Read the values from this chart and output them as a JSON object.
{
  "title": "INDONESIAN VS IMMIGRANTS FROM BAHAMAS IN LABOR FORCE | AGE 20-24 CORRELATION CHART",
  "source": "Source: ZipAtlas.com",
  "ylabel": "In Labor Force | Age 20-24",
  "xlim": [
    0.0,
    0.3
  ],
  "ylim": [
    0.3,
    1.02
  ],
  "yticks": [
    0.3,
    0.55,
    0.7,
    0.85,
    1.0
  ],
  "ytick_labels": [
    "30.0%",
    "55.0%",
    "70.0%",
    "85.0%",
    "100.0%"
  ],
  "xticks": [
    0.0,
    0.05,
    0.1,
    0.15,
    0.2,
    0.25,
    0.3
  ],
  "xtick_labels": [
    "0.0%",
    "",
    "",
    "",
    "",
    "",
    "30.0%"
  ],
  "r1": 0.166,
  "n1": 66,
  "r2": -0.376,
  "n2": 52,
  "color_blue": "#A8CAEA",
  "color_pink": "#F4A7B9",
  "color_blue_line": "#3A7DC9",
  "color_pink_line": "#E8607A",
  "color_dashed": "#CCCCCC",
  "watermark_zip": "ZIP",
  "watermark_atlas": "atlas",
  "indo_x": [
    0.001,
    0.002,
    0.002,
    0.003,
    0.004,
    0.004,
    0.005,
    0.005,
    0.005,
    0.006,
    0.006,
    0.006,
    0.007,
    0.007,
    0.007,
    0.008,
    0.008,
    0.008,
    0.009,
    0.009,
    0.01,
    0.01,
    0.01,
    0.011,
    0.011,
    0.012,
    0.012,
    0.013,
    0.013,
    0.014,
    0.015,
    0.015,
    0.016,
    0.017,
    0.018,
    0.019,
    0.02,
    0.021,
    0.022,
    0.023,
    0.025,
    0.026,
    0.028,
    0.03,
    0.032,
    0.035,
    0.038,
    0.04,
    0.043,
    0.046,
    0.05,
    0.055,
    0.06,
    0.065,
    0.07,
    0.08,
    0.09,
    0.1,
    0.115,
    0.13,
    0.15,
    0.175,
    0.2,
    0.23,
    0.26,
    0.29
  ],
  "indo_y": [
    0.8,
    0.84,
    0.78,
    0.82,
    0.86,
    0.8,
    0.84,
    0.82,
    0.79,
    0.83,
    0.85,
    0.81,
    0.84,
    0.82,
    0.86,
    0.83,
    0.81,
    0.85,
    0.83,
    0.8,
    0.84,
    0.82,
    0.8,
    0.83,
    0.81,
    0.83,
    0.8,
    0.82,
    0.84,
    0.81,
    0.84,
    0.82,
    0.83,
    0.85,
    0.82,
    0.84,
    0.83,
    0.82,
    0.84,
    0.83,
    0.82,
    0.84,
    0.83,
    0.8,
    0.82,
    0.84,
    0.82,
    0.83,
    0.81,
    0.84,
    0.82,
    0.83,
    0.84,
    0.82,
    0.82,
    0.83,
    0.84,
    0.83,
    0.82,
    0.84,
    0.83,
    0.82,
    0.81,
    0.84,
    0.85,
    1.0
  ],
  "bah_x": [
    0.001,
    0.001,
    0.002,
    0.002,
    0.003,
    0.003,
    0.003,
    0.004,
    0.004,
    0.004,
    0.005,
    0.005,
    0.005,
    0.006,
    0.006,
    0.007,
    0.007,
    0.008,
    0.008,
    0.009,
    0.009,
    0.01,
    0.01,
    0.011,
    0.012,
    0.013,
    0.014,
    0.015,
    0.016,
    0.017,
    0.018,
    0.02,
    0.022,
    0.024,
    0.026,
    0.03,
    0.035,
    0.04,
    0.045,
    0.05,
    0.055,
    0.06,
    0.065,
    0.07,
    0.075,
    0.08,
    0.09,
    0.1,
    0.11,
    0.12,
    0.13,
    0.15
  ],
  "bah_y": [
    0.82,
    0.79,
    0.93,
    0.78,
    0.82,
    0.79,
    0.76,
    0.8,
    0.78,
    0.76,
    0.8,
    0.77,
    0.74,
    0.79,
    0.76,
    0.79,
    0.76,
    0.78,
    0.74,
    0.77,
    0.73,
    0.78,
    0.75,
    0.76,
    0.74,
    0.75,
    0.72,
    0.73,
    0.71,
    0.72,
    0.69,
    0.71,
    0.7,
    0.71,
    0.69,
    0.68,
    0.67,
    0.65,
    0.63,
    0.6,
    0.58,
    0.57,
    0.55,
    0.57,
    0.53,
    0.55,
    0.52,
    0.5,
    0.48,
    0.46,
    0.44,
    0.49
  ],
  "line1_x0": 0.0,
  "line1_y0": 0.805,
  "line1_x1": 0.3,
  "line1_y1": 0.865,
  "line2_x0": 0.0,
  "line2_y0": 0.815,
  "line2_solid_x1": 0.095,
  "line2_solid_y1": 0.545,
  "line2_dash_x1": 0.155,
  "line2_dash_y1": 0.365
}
══════════════════════════════
Every record should be repeated exactly; please leave none out.

Read the values from this chart and output them as a JSON object.
{
  "title": "INDONESIAN VS IMMIGRANTS FROM BAHAMAS IN LABOR FORCE | AGE 20-24 CORRELATION CHART",
  "source": "Source: ZipAtlas.com",
  "ylabel": "In Labor Force | Age 20-24",
  "xlim": [
    0.0,
    0.3
  ],
  "ylim": [
    0.3,
    1.02
  ],
  "yticks": [
    0.3,
    0.55,
    0.7,
    0.85,
    1.0
  ],
  "ytick_labels": [
    "30.0%",
    "55.0%",
    "70.0%",
    "85.0%",
    "100.0%"
  ],
  "xticks": [
    0.0,
    0.05,
    0.1,
    0.15,
    0.2,
    0.25,
    0.3
  ],
  "xtick_labels": [
    "0.0%",
    "",
    "",
    "",
    "",
    "",
    "30.0%"
  ],
  "r1": 0.166,
  "n1": 66,
  "r2": -0.376,
  "n2": 52,
  "color_blue": "#A8CAEA",
  "color_pink": "#F4A7B9",
  "color_blue_line": "#3A7DC9",
  "color_pink_line": "#E8607A",
  "color_dashed": "#CCCCCC",
  "watermark_zip": "ZIP",
  "watermark_atlas": "atlas",
  "indo_x": [
    0.001,
    0.002,
    0.002,
    0.003,
    0.004,
    0.004,
    0.005,
    0.005,
    0.005,
    0.006,
    0.006,
    0.006,
    0.007,
    0.007,
    0.007,
    0.008,
    0.008,
    0.008,
    0.009,
    0.009,
    0.01,
    0.01,
    0.01,
    0.011,
    0.011,
    0.012,
    0.012,
    0.013,
    0.013,
    0.014,
    0.015,
    0.015,
    0.016,
    0.017,
    0.018,
    0.019,
    0.02,
    0.021,
    0.022,
    0.023,
    0.025,
    0.026,
    0.028,
    0.03,
    0.032,
    0.035,
    0.038,
    0.04,
    0.043,
    0.046,
    0.05,
    0.055,
    0.06,
    0.065,
    0.07,
    0.08,
    0.09,
    0.1,
    0.115,
    0.13,
    0.15,
    0.175,
    0.2,
    0.23,
    0.26,
    0.29
  ],
  "indo_y": [
    0.8,
    0.84,
    0.78,
    0.82,
    0.86,
    0.8,
    0.84,
    0.82,
    0.79,
    0.83,
    0.85,
    0.81,
    0.84,
    0.82,
    0.86,
    0.83,
    0.81,
    0.85,
    0.83,
    0.8,
    0.84,
    0.82,
    0.8,
    0.83,
    0.81,
    0.83,
    0.8,
    0.82,
    0.84,
    0.81,
    0.84,
    0.82,
    0.83,
    0.85,
    0.82,
    0.84,
    0.83,
    0.82,
    0.84,
    0.83,
    0.82,
    0.84,
    0.83,
    0.8,
    0.82,
    0.84,
    0.82,
    0.83,
    0.81,
    0.84,
    0.82,
    0.83,
    0.84,
    0.82,
    0.82,
    0.83,
    0.84,
    0.83,
    0.82,
    0.84,
    0.83,
    0.82,
    0.81,
    0.84,
    0.85,
    1.0
  ],
  "bah_x": [
    0.001,
    0.001,
    0.002,
    0.002,
    0.003,
    0.003,
    0.003,
    0.004,
    0.004,
    0.004,
    0.005,
    0.005,
    0.005,
    0.006,
    0.006,
    0.007,
    0.007,
    0.008,
    0.008,
    0.009,
    0.009,
    0.01,
    0.01,
    0.011,
    0.012,
    0.013,
    0.014,
    0.015,
    0.016,
    0.017,
    0.018,
    0.02,
    0.022,
    0.024,
    0.026,
    0.03,
    0.035,
    0.04,
    0.045,
    0.05,
    0.055,
    0.06,
    0.065,
    0.07,
    0.075,
    0.08,
    0.09,
    0.1,
    0.11,
    0.12,
    0.13,
    0.15
  ],
  "bah_y": [
    0.82,
    0.79,
    0.93,
    0.78,
    0.82,
    0.79,
    0.76,
    0.8,
    0.78,
    0.76,
    0.8,
    0.77,
    0.74,
    0.79,
    0.76,
    0.79,
    0.76,
    0.78,
    0.74,
    0.77,
    0.73,
    0.78,
    0.75,
    0.76,
    0.74,
    0.75,
    0.72,
    0.73,
    0.71,
    0.72,
    0.69,
    0.71,
    0.7,
    0.71,
    0.69,
    0.68,
    0.67,
    0.65,
    0.63,
    0.6,
    0.58,
    0.57,
    0.55,
    0.57,
    0.53,
    0.55,
    0.52,
    0.5,
    0.48,
    0.46,
    0.44,
    0.49
  ],
  "line1_x0": 0.0,
  "line1_y0": 0.805,
  "line1_x1": 0.3,
  "line1_y1": 0.865,
  "line2_x0": 0.0,
  "line2_y0": 0.815,
  "line2_solid_x1": 0.095,
  "line2_solid_y1": 0.545,
  "line2_dash_x1": 0.155,
  "line2_dash_y1": 0.365
}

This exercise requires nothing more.